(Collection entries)
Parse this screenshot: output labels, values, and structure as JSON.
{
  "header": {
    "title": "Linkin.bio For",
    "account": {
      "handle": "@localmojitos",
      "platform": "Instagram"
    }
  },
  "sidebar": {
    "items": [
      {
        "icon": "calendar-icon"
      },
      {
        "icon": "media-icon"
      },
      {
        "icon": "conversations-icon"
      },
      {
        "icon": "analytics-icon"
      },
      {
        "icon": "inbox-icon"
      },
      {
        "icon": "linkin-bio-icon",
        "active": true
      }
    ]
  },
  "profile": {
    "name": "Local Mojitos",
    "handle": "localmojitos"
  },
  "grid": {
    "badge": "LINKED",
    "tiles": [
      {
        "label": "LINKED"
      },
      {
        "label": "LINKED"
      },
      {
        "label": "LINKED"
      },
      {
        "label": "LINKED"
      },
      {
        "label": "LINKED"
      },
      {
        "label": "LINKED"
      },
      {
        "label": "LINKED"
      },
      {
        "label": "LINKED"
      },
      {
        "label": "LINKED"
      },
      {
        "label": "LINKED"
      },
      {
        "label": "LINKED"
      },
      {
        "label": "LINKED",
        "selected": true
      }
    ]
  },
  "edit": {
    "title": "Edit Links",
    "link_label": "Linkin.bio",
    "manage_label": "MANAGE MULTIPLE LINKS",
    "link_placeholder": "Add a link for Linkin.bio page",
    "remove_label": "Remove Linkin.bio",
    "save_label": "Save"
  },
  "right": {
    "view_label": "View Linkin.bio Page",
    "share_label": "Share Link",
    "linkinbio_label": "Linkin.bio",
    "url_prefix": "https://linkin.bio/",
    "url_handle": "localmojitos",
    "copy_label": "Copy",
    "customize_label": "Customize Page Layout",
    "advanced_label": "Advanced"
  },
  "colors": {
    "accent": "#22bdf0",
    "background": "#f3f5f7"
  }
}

- **TO DO**
Copy out every line holding the string "icon".

- **FULL OUTPUT**
        "icon": "calendar-icon"
        "icon": "media-icon"
        "icon": "conversations-icon"
        "icon": "analytics-icon"
        "icon": "inbox-icon"
        "icon": "linkin-bio-icon",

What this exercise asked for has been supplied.